Start Material supplied

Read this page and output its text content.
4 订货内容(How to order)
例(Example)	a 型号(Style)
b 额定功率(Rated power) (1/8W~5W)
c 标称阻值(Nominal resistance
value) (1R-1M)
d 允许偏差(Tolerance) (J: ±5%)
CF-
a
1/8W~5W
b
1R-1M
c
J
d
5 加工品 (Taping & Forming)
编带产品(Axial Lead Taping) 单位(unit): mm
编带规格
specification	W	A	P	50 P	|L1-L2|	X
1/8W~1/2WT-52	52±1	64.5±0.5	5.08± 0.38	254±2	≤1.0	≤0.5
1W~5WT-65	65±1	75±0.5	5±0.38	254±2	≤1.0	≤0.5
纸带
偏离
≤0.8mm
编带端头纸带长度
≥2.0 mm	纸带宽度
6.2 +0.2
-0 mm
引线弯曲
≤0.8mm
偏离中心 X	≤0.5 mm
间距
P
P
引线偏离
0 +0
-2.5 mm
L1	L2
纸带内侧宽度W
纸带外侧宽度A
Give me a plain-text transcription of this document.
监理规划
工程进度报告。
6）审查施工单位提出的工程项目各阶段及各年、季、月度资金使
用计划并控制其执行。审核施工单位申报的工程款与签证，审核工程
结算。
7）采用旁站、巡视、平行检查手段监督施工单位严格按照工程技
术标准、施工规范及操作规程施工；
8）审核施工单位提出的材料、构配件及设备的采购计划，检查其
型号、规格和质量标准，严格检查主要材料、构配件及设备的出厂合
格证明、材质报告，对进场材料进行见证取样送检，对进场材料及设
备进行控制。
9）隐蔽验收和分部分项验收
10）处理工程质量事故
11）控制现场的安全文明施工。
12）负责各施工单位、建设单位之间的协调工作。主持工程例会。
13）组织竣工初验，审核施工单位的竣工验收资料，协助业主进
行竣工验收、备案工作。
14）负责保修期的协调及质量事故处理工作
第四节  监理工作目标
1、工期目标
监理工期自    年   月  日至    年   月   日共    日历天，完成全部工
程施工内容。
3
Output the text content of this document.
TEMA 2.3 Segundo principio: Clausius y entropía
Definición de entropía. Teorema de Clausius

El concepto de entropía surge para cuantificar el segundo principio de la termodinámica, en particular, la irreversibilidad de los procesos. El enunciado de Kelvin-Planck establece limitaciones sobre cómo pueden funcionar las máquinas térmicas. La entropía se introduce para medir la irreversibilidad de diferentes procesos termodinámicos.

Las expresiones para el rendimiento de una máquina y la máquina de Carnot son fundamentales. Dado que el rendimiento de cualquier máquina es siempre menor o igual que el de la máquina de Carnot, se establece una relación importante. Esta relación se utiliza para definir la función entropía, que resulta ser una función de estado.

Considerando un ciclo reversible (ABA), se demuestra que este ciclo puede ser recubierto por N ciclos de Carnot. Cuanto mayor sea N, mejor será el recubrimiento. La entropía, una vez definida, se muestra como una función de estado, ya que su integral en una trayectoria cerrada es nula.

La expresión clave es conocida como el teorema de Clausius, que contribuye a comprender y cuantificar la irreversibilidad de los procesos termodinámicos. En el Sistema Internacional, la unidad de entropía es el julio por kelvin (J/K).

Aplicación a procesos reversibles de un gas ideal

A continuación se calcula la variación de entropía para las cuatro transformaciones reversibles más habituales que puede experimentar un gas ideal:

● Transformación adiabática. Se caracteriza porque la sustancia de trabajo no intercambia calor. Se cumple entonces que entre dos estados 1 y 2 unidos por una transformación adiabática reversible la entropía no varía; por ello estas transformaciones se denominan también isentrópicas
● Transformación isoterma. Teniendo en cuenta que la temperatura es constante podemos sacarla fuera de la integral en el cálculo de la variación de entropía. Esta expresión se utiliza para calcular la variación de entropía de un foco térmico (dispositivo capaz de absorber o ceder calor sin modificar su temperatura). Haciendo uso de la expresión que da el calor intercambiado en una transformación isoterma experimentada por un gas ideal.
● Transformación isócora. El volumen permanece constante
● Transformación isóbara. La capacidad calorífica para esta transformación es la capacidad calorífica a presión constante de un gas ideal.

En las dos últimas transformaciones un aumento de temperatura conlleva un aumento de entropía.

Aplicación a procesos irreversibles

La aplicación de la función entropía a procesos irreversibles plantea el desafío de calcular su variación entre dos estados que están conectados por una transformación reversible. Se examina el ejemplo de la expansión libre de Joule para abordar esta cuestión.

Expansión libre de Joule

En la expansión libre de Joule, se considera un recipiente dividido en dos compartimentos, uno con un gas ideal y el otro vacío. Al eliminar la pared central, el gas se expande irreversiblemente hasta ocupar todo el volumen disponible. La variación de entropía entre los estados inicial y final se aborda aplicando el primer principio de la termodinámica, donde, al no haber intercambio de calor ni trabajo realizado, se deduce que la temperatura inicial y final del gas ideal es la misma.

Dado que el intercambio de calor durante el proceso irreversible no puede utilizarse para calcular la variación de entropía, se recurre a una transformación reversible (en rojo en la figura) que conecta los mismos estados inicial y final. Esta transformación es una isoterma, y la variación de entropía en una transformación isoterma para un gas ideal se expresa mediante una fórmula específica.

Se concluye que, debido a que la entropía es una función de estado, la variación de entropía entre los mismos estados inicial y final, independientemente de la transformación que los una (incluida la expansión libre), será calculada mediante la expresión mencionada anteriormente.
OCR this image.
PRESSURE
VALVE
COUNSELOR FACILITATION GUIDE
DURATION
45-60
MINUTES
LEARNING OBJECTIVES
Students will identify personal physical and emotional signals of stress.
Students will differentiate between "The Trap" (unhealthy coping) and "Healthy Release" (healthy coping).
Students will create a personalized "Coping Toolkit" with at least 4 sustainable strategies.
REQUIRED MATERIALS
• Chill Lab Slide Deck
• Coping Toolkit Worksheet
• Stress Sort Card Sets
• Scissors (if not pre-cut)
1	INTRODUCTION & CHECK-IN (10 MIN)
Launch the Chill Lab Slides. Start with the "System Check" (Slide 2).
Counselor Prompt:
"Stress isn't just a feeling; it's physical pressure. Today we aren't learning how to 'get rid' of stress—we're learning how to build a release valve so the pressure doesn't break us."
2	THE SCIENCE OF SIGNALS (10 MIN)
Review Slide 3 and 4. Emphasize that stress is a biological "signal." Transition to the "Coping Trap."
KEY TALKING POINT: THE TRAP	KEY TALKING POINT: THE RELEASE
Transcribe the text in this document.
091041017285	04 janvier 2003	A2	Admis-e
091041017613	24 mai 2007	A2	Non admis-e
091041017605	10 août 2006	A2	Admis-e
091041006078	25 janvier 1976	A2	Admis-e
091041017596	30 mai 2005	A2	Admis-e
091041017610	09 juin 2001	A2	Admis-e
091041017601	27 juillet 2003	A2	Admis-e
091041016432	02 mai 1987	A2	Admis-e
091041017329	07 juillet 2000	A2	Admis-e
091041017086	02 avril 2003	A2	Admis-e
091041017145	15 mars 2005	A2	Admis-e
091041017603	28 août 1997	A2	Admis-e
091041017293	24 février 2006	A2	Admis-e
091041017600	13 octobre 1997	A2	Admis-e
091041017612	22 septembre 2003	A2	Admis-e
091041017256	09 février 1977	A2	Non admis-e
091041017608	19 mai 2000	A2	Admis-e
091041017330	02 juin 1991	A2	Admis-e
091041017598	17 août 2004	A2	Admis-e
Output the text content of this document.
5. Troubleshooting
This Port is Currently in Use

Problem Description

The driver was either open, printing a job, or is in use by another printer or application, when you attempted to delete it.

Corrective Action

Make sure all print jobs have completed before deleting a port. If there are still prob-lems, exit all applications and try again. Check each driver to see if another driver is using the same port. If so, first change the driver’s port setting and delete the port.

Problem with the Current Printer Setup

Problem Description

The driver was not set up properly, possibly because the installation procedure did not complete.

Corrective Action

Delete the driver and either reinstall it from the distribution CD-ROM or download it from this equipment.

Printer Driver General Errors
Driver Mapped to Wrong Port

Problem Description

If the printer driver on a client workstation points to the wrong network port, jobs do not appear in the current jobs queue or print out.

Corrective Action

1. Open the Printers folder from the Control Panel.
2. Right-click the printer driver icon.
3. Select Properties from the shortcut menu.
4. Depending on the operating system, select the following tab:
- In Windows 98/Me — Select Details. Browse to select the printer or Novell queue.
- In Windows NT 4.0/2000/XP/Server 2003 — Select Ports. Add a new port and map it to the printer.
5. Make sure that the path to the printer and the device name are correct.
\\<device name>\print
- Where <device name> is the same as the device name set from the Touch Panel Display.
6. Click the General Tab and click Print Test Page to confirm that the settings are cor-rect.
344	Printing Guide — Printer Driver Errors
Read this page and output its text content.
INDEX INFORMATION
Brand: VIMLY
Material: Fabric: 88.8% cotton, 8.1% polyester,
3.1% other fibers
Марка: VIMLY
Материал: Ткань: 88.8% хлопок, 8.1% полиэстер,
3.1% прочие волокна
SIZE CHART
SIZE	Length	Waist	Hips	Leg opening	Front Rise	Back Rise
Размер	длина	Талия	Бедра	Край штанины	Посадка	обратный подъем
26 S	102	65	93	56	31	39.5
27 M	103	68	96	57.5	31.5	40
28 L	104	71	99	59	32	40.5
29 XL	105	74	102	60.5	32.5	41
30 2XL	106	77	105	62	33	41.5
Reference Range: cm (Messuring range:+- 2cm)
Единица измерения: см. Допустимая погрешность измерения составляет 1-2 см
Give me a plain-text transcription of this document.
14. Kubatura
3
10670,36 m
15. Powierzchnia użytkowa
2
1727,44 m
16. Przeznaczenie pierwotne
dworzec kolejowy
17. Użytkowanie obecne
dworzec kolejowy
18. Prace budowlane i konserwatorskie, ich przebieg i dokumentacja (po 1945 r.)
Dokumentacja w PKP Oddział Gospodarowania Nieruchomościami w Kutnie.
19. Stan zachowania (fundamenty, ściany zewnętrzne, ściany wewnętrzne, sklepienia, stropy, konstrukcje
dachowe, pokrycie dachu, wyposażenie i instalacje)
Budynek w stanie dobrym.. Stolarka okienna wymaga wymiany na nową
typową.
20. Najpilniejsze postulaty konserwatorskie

End Material supplied

Instructions for the task :: Return from the data every line that holds "août".

Written reply ::
091041017605	10 août 2006	A2	Admis-e
091041017603	28 août 1997	A2	Admis-e
091041017598	17 août 2004	A2	Admis-e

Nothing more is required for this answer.